-- EXERCISE GOAL --
Answer with one number: how many lines hold the string "scale".
***** INPUT MATERIAL
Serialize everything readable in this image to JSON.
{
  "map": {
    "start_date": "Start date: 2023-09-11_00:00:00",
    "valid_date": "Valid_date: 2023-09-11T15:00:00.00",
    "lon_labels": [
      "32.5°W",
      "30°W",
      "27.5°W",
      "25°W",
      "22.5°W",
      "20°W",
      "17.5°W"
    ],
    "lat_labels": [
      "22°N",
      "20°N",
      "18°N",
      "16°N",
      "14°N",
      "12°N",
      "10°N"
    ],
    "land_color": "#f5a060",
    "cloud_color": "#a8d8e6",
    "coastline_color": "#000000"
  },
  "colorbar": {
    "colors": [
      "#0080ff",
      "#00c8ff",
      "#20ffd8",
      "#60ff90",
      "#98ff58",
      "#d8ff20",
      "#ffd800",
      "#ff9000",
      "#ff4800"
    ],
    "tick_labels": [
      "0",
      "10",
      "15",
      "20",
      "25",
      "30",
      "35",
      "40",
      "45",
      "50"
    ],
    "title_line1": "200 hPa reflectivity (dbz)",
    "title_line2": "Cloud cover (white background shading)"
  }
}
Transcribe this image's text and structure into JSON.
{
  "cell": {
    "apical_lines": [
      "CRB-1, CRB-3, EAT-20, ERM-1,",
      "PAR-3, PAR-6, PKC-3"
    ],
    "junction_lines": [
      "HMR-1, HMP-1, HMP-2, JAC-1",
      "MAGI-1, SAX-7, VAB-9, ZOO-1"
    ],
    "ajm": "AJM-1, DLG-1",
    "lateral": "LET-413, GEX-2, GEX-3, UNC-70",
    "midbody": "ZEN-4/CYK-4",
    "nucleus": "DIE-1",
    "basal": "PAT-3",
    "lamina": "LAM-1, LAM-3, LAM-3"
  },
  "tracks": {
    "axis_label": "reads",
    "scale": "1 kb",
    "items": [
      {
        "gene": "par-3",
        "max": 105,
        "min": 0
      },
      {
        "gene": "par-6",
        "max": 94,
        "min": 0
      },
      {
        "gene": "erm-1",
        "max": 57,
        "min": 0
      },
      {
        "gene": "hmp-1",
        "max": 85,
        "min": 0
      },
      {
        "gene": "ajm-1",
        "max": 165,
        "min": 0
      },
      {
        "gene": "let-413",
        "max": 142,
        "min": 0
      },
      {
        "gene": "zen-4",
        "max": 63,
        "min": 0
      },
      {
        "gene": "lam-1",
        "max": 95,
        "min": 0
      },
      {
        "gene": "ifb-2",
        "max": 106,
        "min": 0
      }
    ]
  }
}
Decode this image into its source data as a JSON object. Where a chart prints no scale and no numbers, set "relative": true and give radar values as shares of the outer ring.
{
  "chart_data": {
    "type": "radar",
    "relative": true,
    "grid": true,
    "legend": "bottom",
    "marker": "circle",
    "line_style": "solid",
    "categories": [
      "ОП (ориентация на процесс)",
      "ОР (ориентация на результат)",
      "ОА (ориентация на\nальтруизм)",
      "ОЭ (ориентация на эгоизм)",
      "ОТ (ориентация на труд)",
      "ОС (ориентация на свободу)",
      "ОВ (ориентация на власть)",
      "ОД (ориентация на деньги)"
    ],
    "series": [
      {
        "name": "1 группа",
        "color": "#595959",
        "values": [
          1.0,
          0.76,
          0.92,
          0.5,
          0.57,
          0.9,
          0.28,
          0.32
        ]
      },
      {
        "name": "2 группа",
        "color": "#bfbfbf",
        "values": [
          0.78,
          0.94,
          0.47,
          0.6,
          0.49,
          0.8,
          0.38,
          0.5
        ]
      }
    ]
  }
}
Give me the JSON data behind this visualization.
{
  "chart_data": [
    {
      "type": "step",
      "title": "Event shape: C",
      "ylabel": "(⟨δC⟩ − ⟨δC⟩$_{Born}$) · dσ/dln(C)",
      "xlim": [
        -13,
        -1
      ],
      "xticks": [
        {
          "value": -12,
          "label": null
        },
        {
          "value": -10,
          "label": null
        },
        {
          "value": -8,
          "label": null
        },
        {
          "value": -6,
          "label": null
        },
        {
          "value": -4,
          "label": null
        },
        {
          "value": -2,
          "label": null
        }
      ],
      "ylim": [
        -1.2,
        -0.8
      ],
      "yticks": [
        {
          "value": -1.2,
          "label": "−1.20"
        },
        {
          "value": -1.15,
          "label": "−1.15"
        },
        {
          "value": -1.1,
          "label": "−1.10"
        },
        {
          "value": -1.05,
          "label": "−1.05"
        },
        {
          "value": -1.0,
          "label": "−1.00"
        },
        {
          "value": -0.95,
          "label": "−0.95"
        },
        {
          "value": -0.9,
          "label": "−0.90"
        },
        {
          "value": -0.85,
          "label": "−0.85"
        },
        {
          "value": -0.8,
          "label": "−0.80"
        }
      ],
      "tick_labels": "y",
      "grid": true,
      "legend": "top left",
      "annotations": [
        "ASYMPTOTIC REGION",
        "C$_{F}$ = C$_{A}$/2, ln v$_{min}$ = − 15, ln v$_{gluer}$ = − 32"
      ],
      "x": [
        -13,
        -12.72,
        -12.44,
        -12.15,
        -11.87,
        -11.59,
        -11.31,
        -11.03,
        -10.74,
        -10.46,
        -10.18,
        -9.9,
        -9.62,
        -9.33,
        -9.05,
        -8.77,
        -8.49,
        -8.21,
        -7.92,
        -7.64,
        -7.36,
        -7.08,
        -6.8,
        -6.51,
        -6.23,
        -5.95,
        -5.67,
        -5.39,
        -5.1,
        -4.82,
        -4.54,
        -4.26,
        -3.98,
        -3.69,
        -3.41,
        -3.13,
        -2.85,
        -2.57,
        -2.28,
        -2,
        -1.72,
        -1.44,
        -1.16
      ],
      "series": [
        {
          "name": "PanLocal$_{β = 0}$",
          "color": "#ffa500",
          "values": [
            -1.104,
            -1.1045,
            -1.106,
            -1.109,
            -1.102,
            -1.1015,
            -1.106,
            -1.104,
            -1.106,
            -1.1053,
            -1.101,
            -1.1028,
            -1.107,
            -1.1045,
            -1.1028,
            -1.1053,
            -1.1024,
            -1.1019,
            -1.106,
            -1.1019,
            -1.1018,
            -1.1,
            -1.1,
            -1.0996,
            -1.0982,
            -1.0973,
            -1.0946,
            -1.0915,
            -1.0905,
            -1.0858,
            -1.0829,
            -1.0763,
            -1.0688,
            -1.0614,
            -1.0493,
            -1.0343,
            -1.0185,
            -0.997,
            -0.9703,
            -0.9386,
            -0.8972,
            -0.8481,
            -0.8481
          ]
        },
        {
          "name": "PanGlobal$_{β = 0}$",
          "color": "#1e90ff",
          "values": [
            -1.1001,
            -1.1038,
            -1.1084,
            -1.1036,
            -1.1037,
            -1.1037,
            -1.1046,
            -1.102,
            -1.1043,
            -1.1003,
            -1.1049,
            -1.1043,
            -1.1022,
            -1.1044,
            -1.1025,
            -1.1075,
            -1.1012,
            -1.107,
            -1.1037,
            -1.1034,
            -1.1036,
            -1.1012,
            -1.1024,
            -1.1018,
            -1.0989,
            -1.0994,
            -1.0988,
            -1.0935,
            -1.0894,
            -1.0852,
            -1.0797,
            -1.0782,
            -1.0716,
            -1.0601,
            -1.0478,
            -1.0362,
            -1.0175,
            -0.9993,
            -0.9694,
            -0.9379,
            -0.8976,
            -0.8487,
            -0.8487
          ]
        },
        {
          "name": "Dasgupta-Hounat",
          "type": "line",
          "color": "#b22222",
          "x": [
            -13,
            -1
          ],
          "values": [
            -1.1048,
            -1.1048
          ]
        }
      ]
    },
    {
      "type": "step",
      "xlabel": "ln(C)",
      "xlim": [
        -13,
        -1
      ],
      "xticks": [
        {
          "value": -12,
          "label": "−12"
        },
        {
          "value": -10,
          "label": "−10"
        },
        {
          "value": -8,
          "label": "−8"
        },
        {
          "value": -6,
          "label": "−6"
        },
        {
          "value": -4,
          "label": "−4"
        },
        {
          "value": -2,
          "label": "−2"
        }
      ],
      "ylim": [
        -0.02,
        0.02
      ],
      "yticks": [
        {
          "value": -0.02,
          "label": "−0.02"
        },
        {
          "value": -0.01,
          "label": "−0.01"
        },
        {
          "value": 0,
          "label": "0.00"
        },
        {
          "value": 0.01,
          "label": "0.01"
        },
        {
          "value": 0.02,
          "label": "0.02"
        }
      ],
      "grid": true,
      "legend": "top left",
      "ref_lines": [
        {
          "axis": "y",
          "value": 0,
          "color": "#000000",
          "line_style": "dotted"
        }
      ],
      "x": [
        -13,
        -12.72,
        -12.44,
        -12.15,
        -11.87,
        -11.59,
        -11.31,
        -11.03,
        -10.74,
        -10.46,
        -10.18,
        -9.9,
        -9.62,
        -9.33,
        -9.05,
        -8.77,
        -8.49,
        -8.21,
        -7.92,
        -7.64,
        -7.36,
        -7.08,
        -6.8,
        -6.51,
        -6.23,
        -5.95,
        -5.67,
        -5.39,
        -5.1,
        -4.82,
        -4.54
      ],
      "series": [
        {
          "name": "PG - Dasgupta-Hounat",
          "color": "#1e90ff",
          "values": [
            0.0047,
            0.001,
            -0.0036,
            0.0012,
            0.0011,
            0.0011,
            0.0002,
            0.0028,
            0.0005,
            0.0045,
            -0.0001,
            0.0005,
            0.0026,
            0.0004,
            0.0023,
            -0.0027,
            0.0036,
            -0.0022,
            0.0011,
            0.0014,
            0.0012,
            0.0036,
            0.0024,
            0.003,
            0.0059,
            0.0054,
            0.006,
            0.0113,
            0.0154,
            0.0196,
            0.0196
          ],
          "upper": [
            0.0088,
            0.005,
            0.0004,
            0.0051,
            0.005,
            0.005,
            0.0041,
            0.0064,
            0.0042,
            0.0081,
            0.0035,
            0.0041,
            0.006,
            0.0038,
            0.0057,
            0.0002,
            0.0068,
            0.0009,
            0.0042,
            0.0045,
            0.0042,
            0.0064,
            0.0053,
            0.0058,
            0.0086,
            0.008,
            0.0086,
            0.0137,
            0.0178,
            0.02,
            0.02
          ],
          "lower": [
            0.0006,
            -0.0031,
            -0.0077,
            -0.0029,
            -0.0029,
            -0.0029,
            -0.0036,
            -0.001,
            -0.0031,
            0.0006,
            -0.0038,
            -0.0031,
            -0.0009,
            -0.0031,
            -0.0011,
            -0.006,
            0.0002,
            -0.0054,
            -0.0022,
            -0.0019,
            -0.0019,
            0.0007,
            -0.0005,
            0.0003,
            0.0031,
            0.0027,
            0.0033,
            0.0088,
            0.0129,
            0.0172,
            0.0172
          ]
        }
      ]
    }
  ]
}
**********
-- OUTPUT FOR THIS EXERCISE --
2